-------- Input for this task --------

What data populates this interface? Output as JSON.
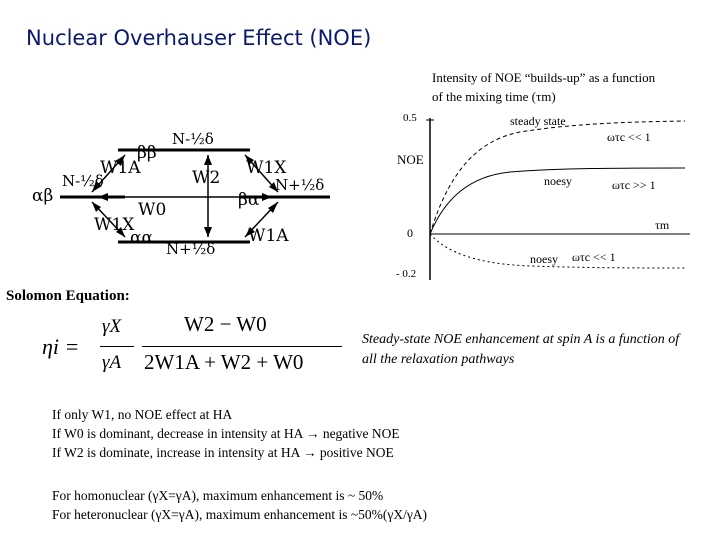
{
  "title": "Nuclear Overhauser Effect (NOE)",
  "graph_caption": "Intensity of NOE “builds-up” as a function of the mixing time (τm)",
  "energy_diagram": {
    "state_bb": "ββ",
    "state_ab": "αβ",
    "state_ba": "βα",
    "state_aa": "αα",
    "top_label": "N-½δ",
    "left_label": "N-½δ",
    "right_label": "N+½δ",
    "bottom_label": "N+½δ",
    "w1a_left": "W1A",
    "w1x_left": "W1X",
    "w2": "W2",
    "w0": "W0",
    "w1x_right": "W1X",
    "w1a_right": "W1A"
  },
  "noe_plot": {
    "y_top": "0.5",
    "y_zero": "0",
    "y_bottom": "- 0.2",
    "y_axis_label": "NOE",
    "x_axis_label": "τm",
    "curve_top": "steady state",
    "cond_top": "ωτc << 1",
    "curve_mid": "noesy",
    "cond_mid": "ωτc >> 1",
    "curve_bottom": "noesy",
    "cond_bottom": "ωτc << 1"
  },
  "solomon_label": "Solomon Equation:",
  "equation": {
    "lhs": "ηi =",
    "gamma_x": "γX",
    "gamma_a": "γA",
    "numerator": "W2 − W0",
    "denominator": "2W1A + W2 + W0"
  },
  "steady_state_text": "Steady-state NOE enhancement at spin A is a function of all the relaxation pathways",
  "rules": [
    "If only W1, no NOE effect at HA",
    "If W0 is dominant, decrease in intensity at HA → negative NOE",
    "If W2 is dominate, increase in intensity at HA → positive NOE"
  ],
  "enhancement": [
    "For homonuclear (γX=γA), maximum enhancement is ~ 50%",
    "For heteronuclear (γX=γA), maximum enhancement is ~50%(γX/γA)"
  ]
}
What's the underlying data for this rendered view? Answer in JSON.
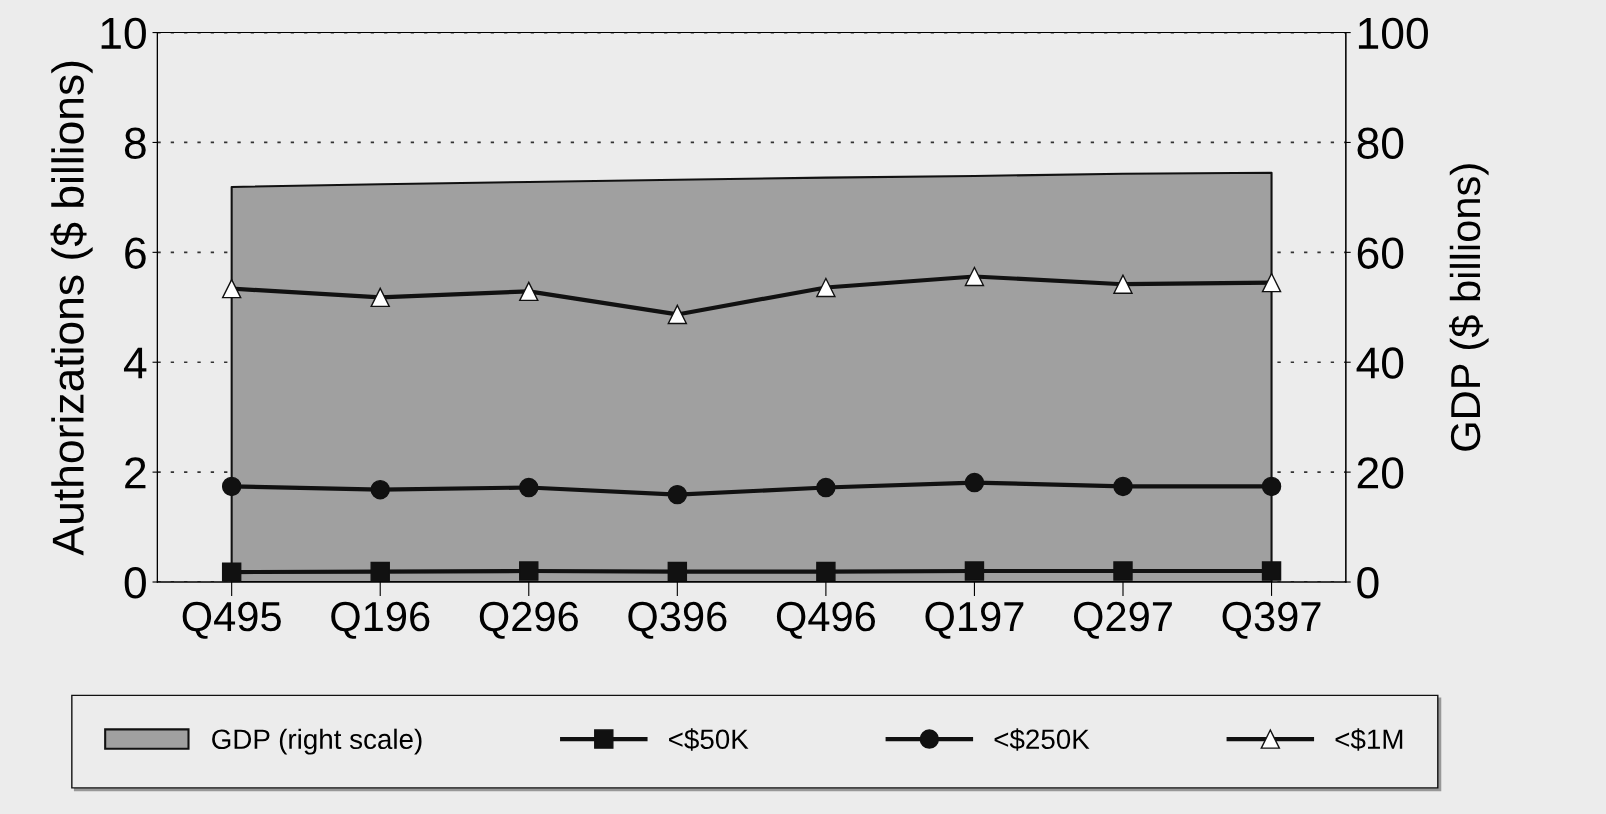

--------

_Written request_. Write the listing out a second time exactly, dropping all images.

_Exercise result_.
What data populates this interface? Output as JSON.
{
  "title": "Nuclear Overhauser Effect (NOE)",
  "graph_caption": "Intensity of NOE “builds-up” as a function of the mixing time (τm)",
  "energy_diagram": {
    "state_bb": "ββ",
    "state_ab": "αβ",
    "state_ba": "βα",
    "state_aa": "αα",
    "top_label": "N-½δ",
    "left_label": "N-½δ",
    "right_label": "N+½δ",
    "bottom_label": "N+½δ",
    "w1a_left": "W1A",
    "w1x_left": "W1X",
    "w2": "W2",
    "w0": "W0",
    "w1x_right": "W1X",
    "w1a_right": "W1A"
  },
  "noe_plot": {
    "y_top": "0.5",
    "y_zero": "0",
    "y_bottom": "- 0.2",
    "y_axis_label": "NOE",
    "x_axis_label": "τm",
    "curve_top": "steady state",
    "cond_top": "ωτc << 1",
    "curve_mid": "noesy",
    "cond_mid": "ωτc >> 1",
    "curve_bottom": "noesy",
    "cond_bottom": "ωτc << 1"
  },
  "solomon_label": "Solomon Equation:",
  "equation": {
    "lhs": "ηi =",
    "gamma_x": "γX",
    "gamma_a": "γA",
    "numerator": "W2 − W0",
    "denominator": "2W1A + W2 + W0"
  },
  "steady_state_text": "Steady-state NOE enhancement at spin A is a function of all the relaxation pathways",
  "rules": [
    "If only W1, no NOE effect at HA",
    "If W0 is dominant, decrease in intensity at HA → negative NOE",
    "If W2 is dominate, increase in intensity at HA → positive NOE"
  ],
  "enhancement": [
    "For homonuclear (γX=γA), maximum enhancement is ~ 50%",
    "For heteronuclear (γX=γA), maximum enhancement is ~50%(γX/γA)"
  ]
}
What's the underlying data for this rendered view? Answer in JSON.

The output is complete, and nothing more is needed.